Directive. Examine the entries and show every line in which the word "Saatlik" is found.

Stored data
*****

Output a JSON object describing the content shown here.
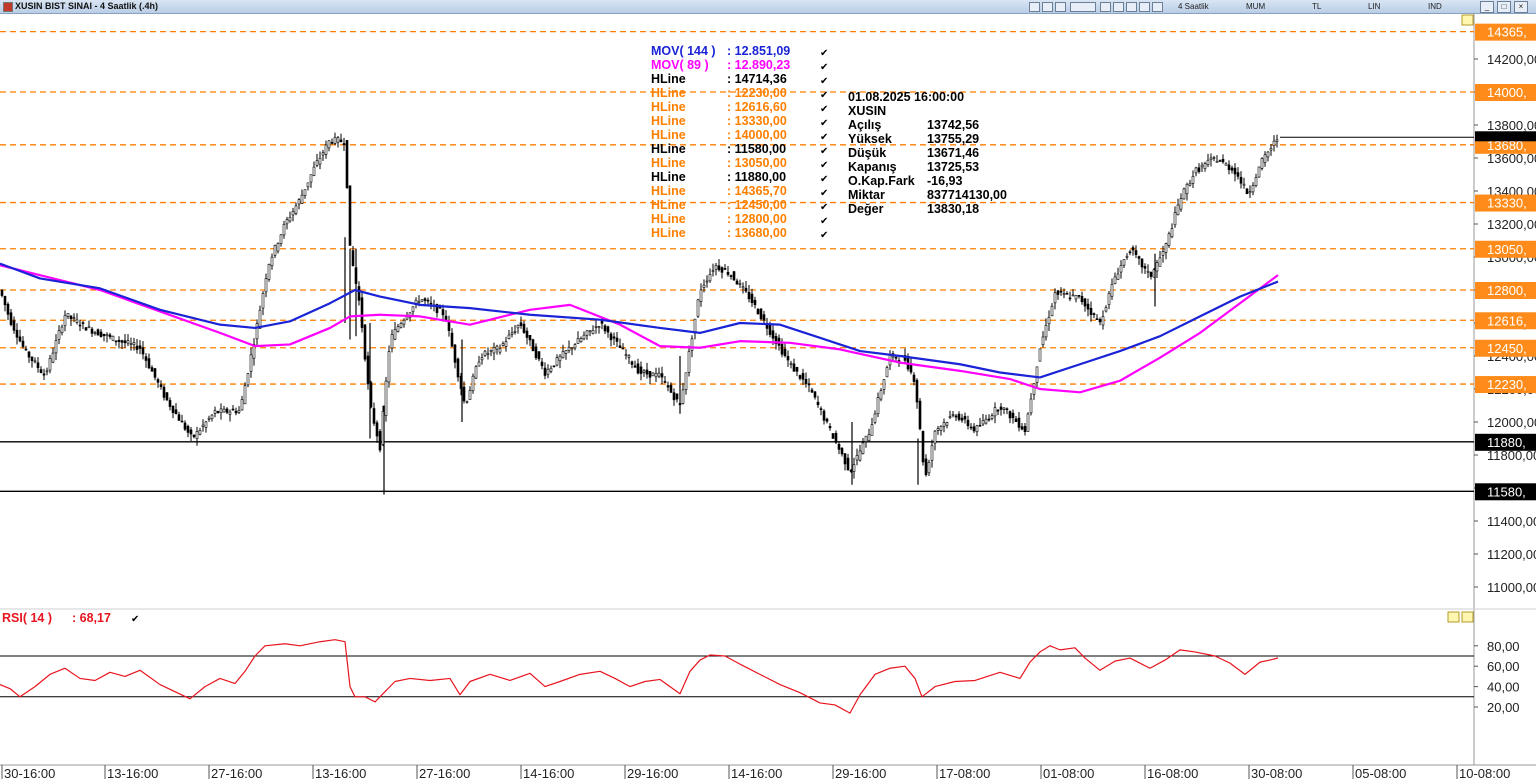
{
  "window": {
    "title": "XUSIN BIST SINAI - 4 Saatlik (.4h)",
    "toolbar": [
      "4 Saatlik",
      "MUM",
      "TL",
      "LIN",
      "IND"
    ],
    "buttons": {
      "minimize": "_",
      "maximize": "□",
      "close": "×"
    }
  },
  "colors": {
    "candle": "#000000",
    "mov144": "#1a23d6",
    "mov89": "#ff00ff",
    "hline_orange": "#ff7f00",
    "hline_black": "#000000",
    "rsi": "#e8141e",
    "axis_label_bg": "#ff8c1a"
  },
  "indicators": [
    {
      "name": "MOV( 144 )",
      "value": ": 12.851,09",
      "color": "#1a23d6"
    },
    {
      "name": "MOV( 89 )",
      "value": ": 12.890,23",
      "color": "#ff00ff"
    },
    {
      "name": "HLine",
      "value": ": 14714,36",
      "color": "#000000"
    },
    {
      "name": "HLine",
      "value": ": 12230,00",
      "color": "#ff7f00"
    },
    {
      "name": "HLine",
      "value": ": 12616,60",
      "color": "#ff7f00"
    },
    {
      "name": "HLine",
      "value": ": 13330,00",
      "color": "#ff7f00"
    },
    {
      "name": "HLine",
      "value": ": 14000,00",
      "color": "#ff7f00"
    },
    {
      "name": "HLine",
      "value": ": 11580,00",
      "color": "#000000"
    },
    {
      "name": "HLine",
      "value": ": 13050,00",
      "color": "#ff7f00"
    },
    {
      "name": "HLine",
      "value": ": 11880,00",
      "color": "#000000"
    },
    {
      "name": "HLine",
      "value": ": 14365,70",
      "color": "#ff7f00"
    },
    {
      "name": "HLine",
      "value": ": 12450,00",
      "color": "#ff7f00"
    },
    {
      "name": "HLine",
      "value": ": 12800,00",
      "color": "#ff7f00"
    },
    {
      "name": "HLine",
      "value": ": 13680,00",
      "color": "#ff7f00"
    }
  ],
  "info_box": {
    "datetime": "01.08.2025  16:00:00",
    "symbol": "XUSIN",
    "rows": [
      {
        "label": "Açılış",
        "value": "13742,56"
      },
      {
        "label": "Yüksek",
        "value": "13755,29"
      },
      {
        "label": "Düşük",
        "value": "13671,46"
      },
      {
        "label": "Kapanış",
        "value": "13725,53"
      },
      {
        "label": "O.Kap.Fark",
        "value": "-16,93"
      },
      {
        "label": "Miktar",
        "value": "837714130,00"
      },
      {
        "label": "Değer",
        "value": "13830,18"
      }
    ]
  },
  "rsi_panel": {
    "label": "RSI( 14 )",
    "value": ": 68,17"
  },
  "chart_data": [
    {
      "type": "candlestick",
      "ylim": [
        10750,
        14550
      ],
      "y_ticks": [
        "14200,00",
        "14000,00",
        "13800,00",
        "13600,00",
        "13400,00",
        "13200,00",
        "13000,00",
        "12800,00",
        "12600,00",
        "12400,00",
        "12200,00",
        "12000,00",
        "11800,00",
        "11600,00",
        "11400,00",
        "11200,00",
        "11000,00"
      ],
      "x_ticks": [
        "30-16:00",
        "13-16:00",
        "27-16:00",
        "13-16:00",
        "27-16:00",
        "14-16:00",
        "29-16:00",
        "14-16:00",
        "29-16:00",
        "17-08:00",
        "01-08:00",
        "16-08:00",
        "30-08:00",
        "05-08:00",
        "10-08:00"
      ],
      "hlines": [
        {
          "value": 14365.7,
          "label": "14365,",
          "color": "#ff7f00",
          "dashed": true
        },
        {
          "value": 14000,
          "label": "14000,",
          "color": "#ff7f00",
          "dashed": true
        },
        {
          "value": 13680,
          "label": "13680,",
          "color": "#ff7f00",
          "dashed": true
        },
        {
          "value": 13330,
          "label": "13330,",
          "color": "#ff7f00",
          "dashed": true
        },
        {
          "value": 13050,
          "label": "13050,",
          "color": "#ff7f00",
          "dashed": true
        },
        {
          "value": 12800,
          "label": "12800,",
          "color": "#ff7f00",
          "dashed": true
        },
        {
          "value": 12616.6,
          "label": "12616,",
          "color": "#ff7f00",
          "dashed": true
        },
        {
          "value": 12450,
          "label": "12450,",
          "color": "#ff7f00",
          "dashed": true
        },
        {
          "value": 12230,
          "label": "12230,",
          "color": "#ff7f00",
          "dashed": true
        },
        {
          "value": 11880,
          "label": "11880,",
          "color": "#000000",
          "dashed": false
        },
        {
          "value": 11580,
          "label": "11580,",
          "color": "#000000",
          "dashed": false
        }
      ],
      "last_price": 13725.53,
      "price_path": [
        [
          0,
          12800
        ],
        [
          10,
          12620
        ],
        [
          25,
          12430
        ],
        [
          45,
          12280
        ],
        [
          65,
          12650
        ],
        [
          90,
          12560
        ],
        [
          115,
          12500
        ],
        [
          140,
          12450
        ],
        [
          165,
          12150
        ],
        [
          192,
          11900
        ],
        [
          215,
          12060
        ],
        [
          240,
          12070
        ],
        [
          255,
          12520
        ],
        [
          268,
          12950
        ],
        [
          285,
          13200
        ],
        [
          300,
          13350
        ],
        [
          315,
          13550
        ],
        [
          330,
          13710
        ],
        [
          345,
          13700
        ],
        [
          350,
          13050
        ],
        [
          360,
          12700
        ],
        [
          370,
          12100
        ],
        [
          380,
          11850
        ],
        [
          390,
          12500
        ],
        [
          400,
          12600
        ],
        [
          420,
          12750
        ],
        [
          445,
          12650
        ],
        [
          465,
          12100
        ],
        [
          480,
          12400
        ],
        [
          500,
          12450
        ],
        [
          520,
          12600
        ],
        [
          545,
          12300
        ],
        [
          570,
          12450
        ],
        [
          600,
          12600
        ],
        [
          620,
          12450
        ],
        [
          640,
          12300
        ],
        [
          660,
          12280
        ],
        [
          680,
          12100
        ],
        [
          700,
          12800
        ],
        [
          715,
          12950
        ],
        [
          730,
          12900
        ],
        [
          750,
          12750
        ],
        [
          770,
          12550
        ],
        [
          790,
          12350
        ],
        [
          810,
          12200
        ],
        [
          830,
          11950
        ],
        [
          850,
          11700
        ],
        [
          870,
          11950
        ],
        [
          890,
          12400
        ],
        [
          905,
          12380
        ],
        [
          915,
          12250
        ],
        [
          925,
          11650
        ],
        [
          935,
          11950
        ],
        [
          955,
          12050
        ],
        [
          975,
          11950
        ],
        [
          1000,
          12100
        ],
        [
          1025,
          11950
        ],
        [
          1040,
          12450
        ],
        [
          1055,
          12780
        ],
        [
          1080,
          12750
        ],
        [
          1100,
          12600
        ],
        [
          1115,
          12880
        ],
        [
          1130,
          13050
        ],
        [
          1150,
          12880
        ],
        [
          1165,
          13050
        ],
        [
          1180,
          13350
        ],
        [
          1195,
          13520
        ],
        [
          1215,
          13600
        ],
        [
          1235,
          13520
        ],
        [
          1248,
          13380
        ],
        [
          1262,
          13580
        ],
        [
          1278,
          13726
        ]
      ],
      "mov144": [
        [
          0,
          12960
        ],
        [
          40,
          12870
        ],
        [
          100,
          12810
        ],
        [
          160,
          12680
        ],
        [
          220,
          12590
        ],
        [
          255,
          12570
        ],
        [
          290,
          12610
        ],
        [
          330,
          12720
        ],
        [
          355,
          12800
        ],
        [
          380,
          12760
        ],
        [
          420,
          12710
        ],
        [
          470,
          12690
        ],
        [
          530,
          12650
        ],
        [
          600,
          12620
        ],
        [
          660,
          12570
        ],
        [
          700,
          12540
        ],
        [
          740,
          12600
        ],
        [
          780,
          12590
        ],
        [
          820,
          12510
        ],
        [
          860,
          12430
        ],
        [
          900,
          12400
        ],
        [
          960,
          12350
        ],
        [
          1000,
          12300
        ],
        [
          1040,
          12270
        ],
        [
          1080,
          12350
        ],
        [
          1120,
          12430
        ],
        [
          1160,
          12520
        ],
        [
          1200,
          12640
        ],
        [
          1240,
          12760
        ],
        [
          1278,
          12851
        ]
      ],
      "mov89": [
        [
          0,
          12950
        ],
        [
          40,
          12890
        ],
        [
          100,
          12800
        ],
        [
          160,
          12670
        ],
        [
          220,
          12540
        ],
        [
          255,
          12460
        ],
        [
          290,
          12470
        ],
        [
          330,
          12570
        ],
        [
          350,
          12640
        ],
        [
          380,
          12650
        ],
        [
          420,
          12640
        ],
        [
          470,
          12590
        ],
        [
          530,
          12680
        ],
        [
          570,
          12710
        ],
        [
          620,
          12590
        ],
        [
          660,
          12460
        ],
        [
          700,
          12450
        ],
        [
          740,
          12490
        ],
        [
          790,
          12480
        ],
        [
          840,
          12440
        ],
        [
          900,
          12360
        ],
        [
          960,
          12310
        ],
        [
          1010,
          12260
        ],
        [
          1040,
          12200
        ],
        [
          1080,
          12180
        ],
        [
          1120,
          12250
        ],
        [
          1160,
          12390
        ],
        [
          1200,
          12540
        ],
        [
          1240,
          12720
        ],
        [
          1278,
          12890
        ]
      ]
    },
    {
      "type": "line",
      "name": "RSI( 14 )",
      "ylim": [
        8,
        95
      ],
      "y_ticks": [
        "80,00",
        "60,00",
        "40,00",
        "20,00"
      ],
      "hlines": [
        70,
        30
      ],
      "last_value": 68.17,
      "path": [
        [
          0,
          42
        ],
        [
          10,
          38
        ],
        [
          20,
          30
        ],
        [
          35,
          40
        ],
        [
          50,
          52
        ],
        [
          65,
          58
        ],
        [
          80,
          48
        ],
        [
          95,
          46
        ],
        [
          110,
          54
        ],
        [
          125,
          50
        ],
        [
          140,
          56
        ],
        [
          160,
          42
        ],
        [
          175,
          35
        ],
        [
          190,
          28
        ],
        [
          205,
          40
        ],
        [
          220,
          48
        ],
        [
          235,
          43
        ],
        [
          245,
          55
        ],
        [
          255,
          70
        ],
        [
          265,
          80
        ],
        [
          285,
          82
        ],
        [
          300,
          80
        ],
        [
          320,
          84
        ],
        [
          335,
          86
        ],
        [
          345,
          84
        ],
        [
          350,
          40
        ],
        [
          355,
          30
        ],
        [
          365,
          30
        ],
        [
          375,
          25
        ],
        [
          385,
          35
        ],
        [
          395,
          45
        ],
        [
          410,
          48
        ],
        [
          430,
          46
        ],
        [
          450,
          48
        ],
        [
          460,
          32
        ],
        [
          470,
          45
        ],
        [
          490,
          52
        ],
        [
          510,
          46
        ],
        [
          530,
          53
        ],
        [
          545,
          40
        ],
        [
          560,
          45
        ],
        [
          580,
          52
        ],
        [
          600,
          55
        ],
        [
          615,
          48
        ],
        [
          630,
          40
        ],
        [
          645,
          45
        ],
        [
          660,
          47
        ],
        [
          680,
          33
        ],
        [
          690,
          55
        ],
        [
          700,
          66
        ],
        [
          710,
          71
        ],
        [
          725,
          70
        ],
        [
          740,
          62
        ],
        [
          760,
          52
        ],
        [
          780,
          42
        ],
        [
          800,
          34
        ],
        [
          820,
          24
        ],
        [
          835,
          22
        ],
        [
          850,
          14
        ],
        [
          860,
          32
        ],
        [
          875,
          52
        ],
        [
          890,
          58
        ],
        [
          905,
          60
        ],
        [
          915,
          48
        ],
        [
          922,
          30
        ],
        [
          935,
          40
        ],
        [
          955,
          45
        ],
        [
          975,
          46
        ],
        [
          1000,
          54
        ],
        [
          1020,
          48
        ],
        [
          1030,
          64
        ],
        [
          1040,
          74
        ],
        [
          1050,
          80
        ],
        [
          1060,
          76
        ],
        [
          1075,
          78
        ],
        [
          1085,
          68
        ],
        [
          1100,
          56
        ],
        [
          1115,
          65
        ],
        [
          1130,
          68
        ],
        [
          1150,
          58
        ],
        [
          1165,
          66
        ],
        [
          1180,
          76
        ],
        [
          1195,
          74
        ],
        [
          1215,
          70
        ],
        [
          1230,
          63
        ],
        [
          1245,
          52
        ],
        [
          1260,
          64
        ],
        [
          1270,
          66
        ],
        [
          1278,
          68.17
        ]
      ]
    }
  ]
}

*****

Exercise response.
    "title": "XUSIN BIST SINAI - 4 Saatlik (.4h)",
      "4 Saatlik",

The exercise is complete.